_What the task asks_.
Return every record verbatim.

******

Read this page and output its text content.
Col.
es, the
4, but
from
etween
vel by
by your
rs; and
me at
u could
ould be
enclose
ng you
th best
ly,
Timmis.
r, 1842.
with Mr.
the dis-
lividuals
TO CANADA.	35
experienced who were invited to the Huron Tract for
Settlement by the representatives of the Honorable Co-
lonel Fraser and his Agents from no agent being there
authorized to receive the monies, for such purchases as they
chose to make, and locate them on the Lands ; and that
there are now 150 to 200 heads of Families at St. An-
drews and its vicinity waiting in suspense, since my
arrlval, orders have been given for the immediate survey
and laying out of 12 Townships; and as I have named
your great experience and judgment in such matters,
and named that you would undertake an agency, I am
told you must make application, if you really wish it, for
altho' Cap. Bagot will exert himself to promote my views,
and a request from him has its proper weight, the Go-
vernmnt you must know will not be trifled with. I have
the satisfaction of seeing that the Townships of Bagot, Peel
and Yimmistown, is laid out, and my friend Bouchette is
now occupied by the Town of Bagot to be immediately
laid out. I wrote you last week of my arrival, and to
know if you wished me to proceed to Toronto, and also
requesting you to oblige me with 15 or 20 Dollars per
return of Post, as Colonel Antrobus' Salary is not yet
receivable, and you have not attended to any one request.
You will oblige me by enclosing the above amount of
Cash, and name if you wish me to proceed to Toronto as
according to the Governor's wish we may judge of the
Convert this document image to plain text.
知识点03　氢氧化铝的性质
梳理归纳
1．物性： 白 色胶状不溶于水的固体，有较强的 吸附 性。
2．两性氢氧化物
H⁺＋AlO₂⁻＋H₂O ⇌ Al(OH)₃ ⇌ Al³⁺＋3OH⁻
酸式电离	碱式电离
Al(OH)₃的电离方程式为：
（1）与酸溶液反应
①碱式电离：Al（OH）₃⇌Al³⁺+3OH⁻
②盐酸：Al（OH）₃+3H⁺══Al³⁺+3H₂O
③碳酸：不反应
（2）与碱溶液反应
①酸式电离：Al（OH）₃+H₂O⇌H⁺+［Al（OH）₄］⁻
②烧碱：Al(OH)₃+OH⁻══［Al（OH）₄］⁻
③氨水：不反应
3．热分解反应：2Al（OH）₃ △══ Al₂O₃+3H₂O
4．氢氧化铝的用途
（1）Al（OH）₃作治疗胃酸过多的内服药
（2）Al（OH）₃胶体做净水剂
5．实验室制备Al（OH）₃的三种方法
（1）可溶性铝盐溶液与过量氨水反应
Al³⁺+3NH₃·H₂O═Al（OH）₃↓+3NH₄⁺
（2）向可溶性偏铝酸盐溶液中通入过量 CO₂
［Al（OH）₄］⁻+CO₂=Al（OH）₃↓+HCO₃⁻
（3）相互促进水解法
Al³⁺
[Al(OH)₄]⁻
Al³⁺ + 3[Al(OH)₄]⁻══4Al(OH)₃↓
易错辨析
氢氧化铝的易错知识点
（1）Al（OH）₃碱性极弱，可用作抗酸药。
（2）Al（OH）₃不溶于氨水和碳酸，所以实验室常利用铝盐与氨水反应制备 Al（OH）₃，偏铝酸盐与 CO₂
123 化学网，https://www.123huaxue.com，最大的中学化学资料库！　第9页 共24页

******

_Task answer_.
Read this page and output its text content.
Col.
es, the
4, but
from
etween
vel by
by your
rs; and
me at
u could
ould be
enclose
ng you
th best
ly,
Timmis.
r, 1842.
with Mr.
the dis-
lividuals
TO CANADA.	35
experienced who were invited to the Huron Tract for
Settlement by the representatives of the Honorable Co-
lonel Fraser and his Agents from no agent being there
authorized to receive the monies, for such purchases as they
chose to make, and locate them on the Lands ; and that
there are now 150 to 200 heads of Families at St. An-
drews and its vicinity waiting in suspense, since my
arrlval, orders have been given for the immediate survey
and laying out of 12 Townships; and as I have named
your great experience and judgment in such matters,
and named that you would undertake an agency, I am
told you must make application, if you really wish it, for
altho' Cap. Bagot will exert himself to promote my views,
and a request from him has its proper weight, the Go-
vernmnt you must know will not be trifled with. I have
the satisfaction of seeing that the Townships of Bagot, Peel
and Yimmistown, is laid out, and my friend Bouchette is
now occupied by the Town of Bagot to be immediately
laid out. I wrote you last week of my arrival, and to
know if you wished me to proceed to Toronto, and also
requesting you to oblige me with 15 or 20 Dollars per
return of Post, as Colonel Antrobus' Salary is not yet
receivable, and you have not attended to any one request.
You will oblige me by enclosing the above amount of
Cash, and name if you wish me to proceed to Toronto as
according to the Governor's wish we may judge of the
Convert this document image to plain text.
知识点03　氢氧化铝的性质
梳理归纳
1．物性： 白 色胶状不溶于水的固体，有较强的 吸附 性。
2．两性氢氧化物
H⁺＋AlO₂⁻＋H₂O ⇌ Al(OH)₃ ⇌ Al³⁺＋3OH⁻
酸式电离	碱式电离
Al(OH)₃的电离方程式为：
（1）与酸溶液反应
①碱式电离：Al（OH）₃⇌Al³⁺+3OH⁻
②盐酸：Al（OH）₃+3H⁺══Al³⁺+3H₂O
③碳酸：不反应
（2）与碱溶液反应
①酸式电离：Al（OH）₃+H₂O⇌H⁺+［Al（OH）₄］⁻
②烧碱：Al(OH)₃+OH⁻══［Al（OH）₄］⁻
③氨水：不反应
3．热分解反应：2Al（OH）₃ △══ Al₂O₃+3H₂O
4．氢氧化铝的用途
（1）Al（OH）₃作治疗胃酸过多的内服药
（2）Al（OH）₃胶体做净水剂
5．实验室制备Al（OH）₃的三种方法
（1）可溶性铝盐溶液与过量氨水反应
Al³⁺+3NH₃·H₂O═Al（OH）₃↓+3NH₄⁺
（2）向可溶性偏铝酸盐溶液中通入过量 CO₂
［Al（OH）₄］⁻+CO₂=Al（OH）₃↓+HCO₃⁻
（3）相互促进水解法
Al³⁺
[Al(OH)₄]⁻
Al³⁺ + 3[Al(OH)₄]⁻══4Al(OH)₃↓
易错辨析
氢氧化铝的易错知识点
（1）Al（OH）₃碱性极弱，可用作抗酸药。
（2）Al（OH）₃不溶于氨水和碳酸，所以实验室常利用铝盐与氨水反应制备 Al（OH）₃，偏铝酸盐与 CO₂
123 化学网，https://www.123huaxue.com，最大的中学化学资料库！　第9页 共24页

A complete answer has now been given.